> **What to do**: Can you reproduce the data beneath, keeping every line exact?

> **Rows**:

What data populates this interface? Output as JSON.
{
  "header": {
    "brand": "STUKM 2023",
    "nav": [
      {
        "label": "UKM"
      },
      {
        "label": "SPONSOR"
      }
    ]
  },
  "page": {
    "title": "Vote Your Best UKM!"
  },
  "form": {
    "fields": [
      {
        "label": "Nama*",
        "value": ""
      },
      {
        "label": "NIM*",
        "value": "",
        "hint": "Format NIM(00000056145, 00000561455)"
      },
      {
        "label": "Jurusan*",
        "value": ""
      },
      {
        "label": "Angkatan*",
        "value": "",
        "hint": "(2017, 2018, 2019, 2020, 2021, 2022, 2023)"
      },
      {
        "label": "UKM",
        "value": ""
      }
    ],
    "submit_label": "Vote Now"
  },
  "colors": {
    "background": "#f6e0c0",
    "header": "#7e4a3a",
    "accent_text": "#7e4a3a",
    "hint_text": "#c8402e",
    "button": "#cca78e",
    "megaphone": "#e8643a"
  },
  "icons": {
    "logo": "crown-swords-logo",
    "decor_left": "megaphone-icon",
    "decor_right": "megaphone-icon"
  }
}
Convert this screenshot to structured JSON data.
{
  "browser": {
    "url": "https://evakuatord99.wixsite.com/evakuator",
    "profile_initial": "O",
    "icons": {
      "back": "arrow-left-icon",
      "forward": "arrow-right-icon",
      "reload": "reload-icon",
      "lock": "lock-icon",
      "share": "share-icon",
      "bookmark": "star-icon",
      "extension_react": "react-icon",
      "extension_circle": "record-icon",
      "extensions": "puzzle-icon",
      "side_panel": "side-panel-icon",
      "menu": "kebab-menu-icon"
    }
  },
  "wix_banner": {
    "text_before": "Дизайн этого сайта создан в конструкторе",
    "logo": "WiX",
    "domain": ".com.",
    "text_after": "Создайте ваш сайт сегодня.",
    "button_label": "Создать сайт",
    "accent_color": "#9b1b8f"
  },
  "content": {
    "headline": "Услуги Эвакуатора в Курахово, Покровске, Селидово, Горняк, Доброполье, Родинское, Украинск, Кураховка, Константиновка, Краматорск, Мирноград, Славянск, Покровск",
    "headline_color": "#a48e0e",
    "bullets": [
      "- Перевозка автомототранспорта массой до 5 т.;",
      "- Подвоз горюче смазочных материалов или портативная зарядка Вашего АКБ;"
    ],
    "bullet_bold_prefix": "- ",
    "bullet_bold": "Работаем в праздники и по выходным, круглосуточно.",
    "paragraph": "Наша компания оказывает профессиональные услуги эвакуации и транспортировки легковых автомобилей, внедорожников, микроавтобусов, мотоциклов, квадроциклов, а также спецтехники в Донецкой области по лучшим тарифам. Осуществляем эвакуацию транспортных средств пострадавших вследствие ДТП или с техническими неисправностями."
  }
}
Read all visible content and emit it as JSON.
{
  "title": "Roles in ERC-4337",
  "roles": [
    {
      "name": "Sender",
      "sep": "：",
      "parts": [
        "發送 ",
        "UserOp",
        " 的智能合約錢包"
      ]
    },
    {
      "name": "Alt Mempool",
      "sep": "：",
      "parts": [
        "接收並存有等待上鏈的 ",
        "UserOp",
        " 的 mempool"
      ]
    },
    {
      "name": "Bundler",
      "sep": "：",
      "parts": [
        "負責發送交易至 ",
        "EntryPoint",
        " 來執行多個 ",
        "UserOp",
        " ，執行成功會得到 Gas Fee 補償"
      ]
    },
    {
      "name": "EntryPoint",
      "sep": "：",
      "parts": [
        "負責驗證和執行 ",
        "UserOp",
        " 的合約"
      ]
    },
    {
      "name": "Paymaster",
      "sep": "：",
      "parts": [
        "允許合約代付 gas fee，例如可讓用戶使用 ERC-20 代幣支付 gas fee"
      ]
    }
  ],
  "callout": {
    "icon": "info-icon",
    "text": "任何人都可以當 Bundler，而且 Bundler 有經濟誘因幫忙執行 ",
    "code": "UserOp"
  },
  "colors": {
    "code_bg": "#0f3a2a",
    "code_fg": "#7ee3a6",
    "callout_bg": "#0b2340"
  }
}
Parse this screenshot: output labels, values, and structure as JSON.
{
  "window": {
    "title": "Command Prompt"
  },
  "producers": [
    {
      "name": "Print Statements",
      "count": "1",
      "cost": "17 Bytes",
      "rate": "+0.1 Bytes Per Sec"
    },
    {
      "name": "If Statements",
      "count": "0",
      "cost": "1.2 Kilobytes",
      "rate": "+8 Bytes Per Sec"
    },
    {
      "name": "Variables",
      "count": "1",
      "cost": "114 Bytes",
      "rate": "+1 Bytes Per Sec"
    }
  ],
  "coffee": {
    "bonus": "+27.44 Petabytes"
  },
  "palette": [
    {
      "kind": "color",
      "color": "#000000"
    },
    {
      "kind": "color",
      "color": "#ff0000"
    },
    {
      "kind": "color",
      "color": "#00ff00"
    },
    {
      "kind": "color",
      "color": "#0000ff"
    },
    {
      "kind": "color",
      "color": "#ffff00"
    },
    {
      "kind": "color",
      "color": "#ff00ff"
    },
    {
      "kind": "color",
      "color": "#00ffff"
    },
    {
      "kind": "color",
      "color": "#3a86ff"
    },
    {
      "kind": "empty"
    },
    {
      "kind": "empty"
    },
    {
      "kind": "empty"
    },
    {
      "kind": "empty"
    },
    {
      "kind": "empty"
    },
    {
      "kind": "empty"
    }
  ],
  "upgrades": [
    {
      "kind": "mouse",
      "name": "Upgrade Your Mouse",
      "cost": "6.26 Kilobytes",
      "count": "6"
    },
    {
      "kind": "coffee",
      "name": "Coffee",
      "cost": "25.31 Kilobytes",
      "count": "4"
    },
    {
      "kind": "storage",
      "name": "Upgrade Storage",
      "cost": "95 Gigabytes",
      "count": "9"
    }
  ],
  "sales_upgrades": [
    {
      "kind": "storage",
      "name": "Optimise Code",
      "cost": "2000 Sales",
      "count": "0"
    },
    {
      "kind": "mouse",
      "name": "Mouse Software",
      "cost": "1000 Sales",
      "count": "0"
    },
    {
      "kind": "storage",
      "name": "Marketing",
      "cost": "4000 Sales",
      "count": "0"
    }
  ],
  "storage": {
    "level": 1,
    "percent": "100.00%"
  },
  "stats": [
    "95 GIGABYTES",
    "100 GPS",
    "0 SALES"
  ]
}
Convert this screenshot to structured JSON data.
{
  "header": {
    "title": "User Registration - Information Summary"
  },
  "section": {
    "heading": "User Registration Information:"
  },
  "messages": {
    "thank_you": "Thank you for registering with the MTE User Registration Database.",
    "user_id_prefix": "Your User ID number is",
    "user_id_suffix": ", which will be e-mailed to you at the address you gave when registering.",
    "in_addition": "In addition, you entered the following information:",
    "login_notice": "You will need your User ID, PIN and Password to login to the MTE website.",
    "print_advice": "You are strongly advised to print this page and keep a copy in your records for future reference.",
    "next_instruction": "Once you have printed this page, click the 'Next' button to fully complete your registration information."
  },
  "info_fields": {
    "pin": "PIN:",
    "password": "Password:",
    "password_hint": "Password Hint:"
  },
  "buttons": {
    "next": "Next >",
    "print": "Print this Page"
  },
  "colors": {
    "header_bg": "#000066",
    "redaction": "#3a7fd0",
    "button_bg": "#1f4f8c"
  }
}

> **Complete response**:
What data populates this interface? Output as JSON.
{
  "header": {
    "brand": "STUKM 2023",
    "nav": [
      {
        "label": "UKM"
      },
      {
        "label": "SPONSOR"
      }
    ]
  },
  "page": {
    "title": "Vote Your Best UKM!"
  },
  "form": {
    "fields": [
      {
        "label": "Nama*",
        "value": ""
      },
      {
        "label": "NIM*",
        "value": "",
        "hint": "Format NIM(00000056145, 00000561455)"
      },
      {
        "label": "Jurusan*",
        "value": ""
      },
      {
        "label": "Angkatan*",
        "value": "",
        "hint": "(2017, 2018, 2019, 2020, 2021, 2022, 2023)"
      },
      {
        "label": "UKM",
        "value": ""
      }
    ],
    "submit_label": "Vote Now"
  },
  "colors": {
    "background": "#f6e0c0",
    "header": "#7e4a3a",
    "accent_text": "#7e4a3a",
    "hint_text": "#c8402e",
    "button": "#cca78e",
    "megaphone": "#e8643a"
  },
  "icons": {
    "logo": "crown-swords-logo",
    "decor_left": "megaphone-icon",
    "decor_right": "megaphone-icon"
  }
}
Convert this screenshot to structured JSON data.
{
  "browser": {
    "url": "https://evakuatord99.wixsite.com/evakuator",
    "profile_initial": "O",
    "icons": {
      "back": "arrow-left-icon",
      "forward": "arrow-right-icon",
      "reload": "reload-icon",
      "lock": "lock-icon",
      "share": "share-icon",
      "bookmark": "star-icon",
      "extension_react": "react-icon",
      "extension_circle": "record-icon",
      "extensions": "puzzle-icon",
      "side_panel": "side-panel-icon",
      "menu": "kebab-menu-icon"
    }
  },
  "wix_banner": {
    "text_before": "Дизайн этого сайта создан в конструкторе",
    "logo": "WiX",
    "domain": ".com.",
    "text_after": "Создайте ваш сайт сегодня.",
    "button_label": "Создать сайт",
    "accent_color": "#9b1b8f"
  },
  "content": {
    "headline": "Услуги Эвакуатора в Курахово, Покровске, Селидово, Горняк, Доброполье, Родинское, Украинск, Кураховка, Константиновка, Краматорск, Мирноград, Славянск, Покровск",
    "headline_color": "#a48e0e",
    "bullets": [
      "- Перевозка автомототранспорта массой до 5 т.;",
      "- Подвоз горюче смазочных материалов или портативная зарядка Вашего АКБ;"
    ],
    "bullet_bold_prefix": "- ",
    "bullet_bold": "Работаем в праздники и по выходным, круглосуточно.",
    "paragraph": "Наша компания оказывает профессиональные услуги эвакуации и транспортировки легковых автомобилей, внедорожников, микроавтобусов, мотоциклов, квадроциклов, а также спецтехники в Донецкой области по лучшим тарифам. Осуществляем эвакуацию транспортных средств пострадавших вследствие ДТП или с техническими неисправностями."
  }
}
Read all visible content and emit it as JSON.
{
  "title": "Roles in ERC-4337",
  "roles": [
    {
      "name": "Sender",
      "sep": "：",
      "parts": [
        "發送 ",
        "UserOp",
        " 的智能合約錢包"
      ]
    },
    {
      "name": "Alt Mempool",
      "sep": "：",
      "parts": [
        "接收並存有等待上鏈的 ",
        "UserOp",
        " 的 mempool"
      ]
    },
    {
      "name": "Bundler",
      "sep": "：",
      "parts": [
        "負責發送交易至 ",
        "EntryPoint",
        " 來執行多個 ",
        "UserOp",
        " ，執行成功會得到 Gas Fee 補償"
      ]
    },
    {
      "name": "EntryPoint",
      "sep": "：",
      "parts": [
        "負責驗證和執行 ",
        "UserOp",
        " 的合約"
      ]
    },
    {
      "name": "Paymaster",
      "sep": "：",
      "parts": [
        "允許合約代付 gas fee，例如可讓用戶使用 ERC-20 代幣支付 gas fee"
      ]
    }
  ],
  "callout": {
    "icon": "info-icon",
    "text": "任何人都可以當 Bundler，而且 Bundler 有經濟誘因幫忙執行 ",
    "code": "UserOp"
  },
  "colors": {
    "code_bg": "#0f3a2a",
    "code_fg": "#7ee3a6",
    "callout_bg": "#0b2340"
  }
}
Parse this screenshot: output labels, values, and structure as JSON.
{
  "window": {
    "title": "Command Prompt"
  },
  "producers": [
    {
      "name": "Print Statements",
      "count": "1",
      "cost": "17 Bytes",
      "rate": "+0.1 Bytes Per Sec"
    },
    {
      "name": "If Statements",
      "count": "0",
      "cost": "1.2 Kilobytes",
      "rate": "+8 Bytes Per Sec"
    },
    {
      "name": "Variables",
      "count": "1",
      "cost": "114 Bytes",
      "rate": "+1 Bytes Per Sec"
    }
  ],
  "coffee": {
    "bonus": "+27.44 Petabytes"
  },
  "palette": [
    {
      "kind": "color",
      "color": "#000000"
    },
    {
      "kind": "color",
      "color": "#ff0000"
    },
    {
      "kind": "color",
      "color": "#00ff00"
    },
    {
      "kind": "color",
      "color": "#0000ff"
    },
    {
      "kind": "color",
      "color": "#ffff00"
    },
    {
      "kind": "color",
      "color": "#ff00ff"
    },
    {
      "kind": "color",
      "color": "#00ffff"
    },
    {
      "kind": "color",
      "color": "#3a86ff"
    },
    {
      "kind": "empty"
    },
    {
      "kind": "empty"
    },
    {
      "kind": "empty"
    },
    {
      "kind": "empty"
    },
    {
      "kind": "empty"
    },
    {
      "kind": "empty"
    }
  ],
  "upgrades": [
    {
      "kind": "mouse",
      "name": "Upgrade Your Mouse",
      "cost": "6.26 Kilobytes",
      "count": "6"
    },
    {
      "kind": "coffee",
      "name": "Coffee",
      "cost": "25.31 Kilobytes",
      "count": "4"
    },
    {
      "kind": "storage",
      "name": "Upgrade Storage",
      "cost": "95 Gigabytes",
      "count": "9"
    }
  ],
  "sales_upgrades": [
    {
      "kind": "storage",
      "name": "Optimise Code",
      "cost": "2000 Sales",
      "count": "0"
    },
    {
      "kind": "mouse",
      "name": "Mouse Software",
      "cost": "1000 Sales",
      "count": "0"
    },
    {
      "kind": "storage",
      "name": "Marketing",
      "cost": "4000 Sales",
      "count": "0"
    }
  ],
  "storage": {
    "level": 1,
    "percent": "100.00%"
  },
  "stats": [
    "95 GIGABYTES",
    "100 GPS",
    "0 SALES"
  ]
}
Convert this screenshot to structured JSON data.
{
  "header": {
    "title": "User Registration - Information Summary"
  },
  "section": {
    "heading": "User Registration Information:"
  },
  "messages": {
    "thank_you": "Thank you for registering with the MTE User Registration Database.",
    "user_id_prefix": "Your User ID number is",
    "user_id_suffix": ", which will be e-mailed to you at the address you gave when registering.",
    "in_addition": "In addition, you entered the following information:",
    "login_notice": "You will need your User ID, PIN and Password to login to the MTE website.",
    "print_advice": "You are strongly advised to print this page and keep a copy in your records for future reference.",
    "next_instruction": "Once you have printed this page, click the 'Next' button to fully complete your registration information."
  },
  "info_fields": {
    "pin": "PIN:",
    "password": "Password:",
    "password_hint": "Password Hint:"
  },
  "buttons": {
    "next": "Next >",
    "print": "Print this Page"
  },
  "colors": {
    "header_bg": "#000066",
    "redaction": "#3a7fd0",
    "button_bg": "#1f4f8c"
  }
}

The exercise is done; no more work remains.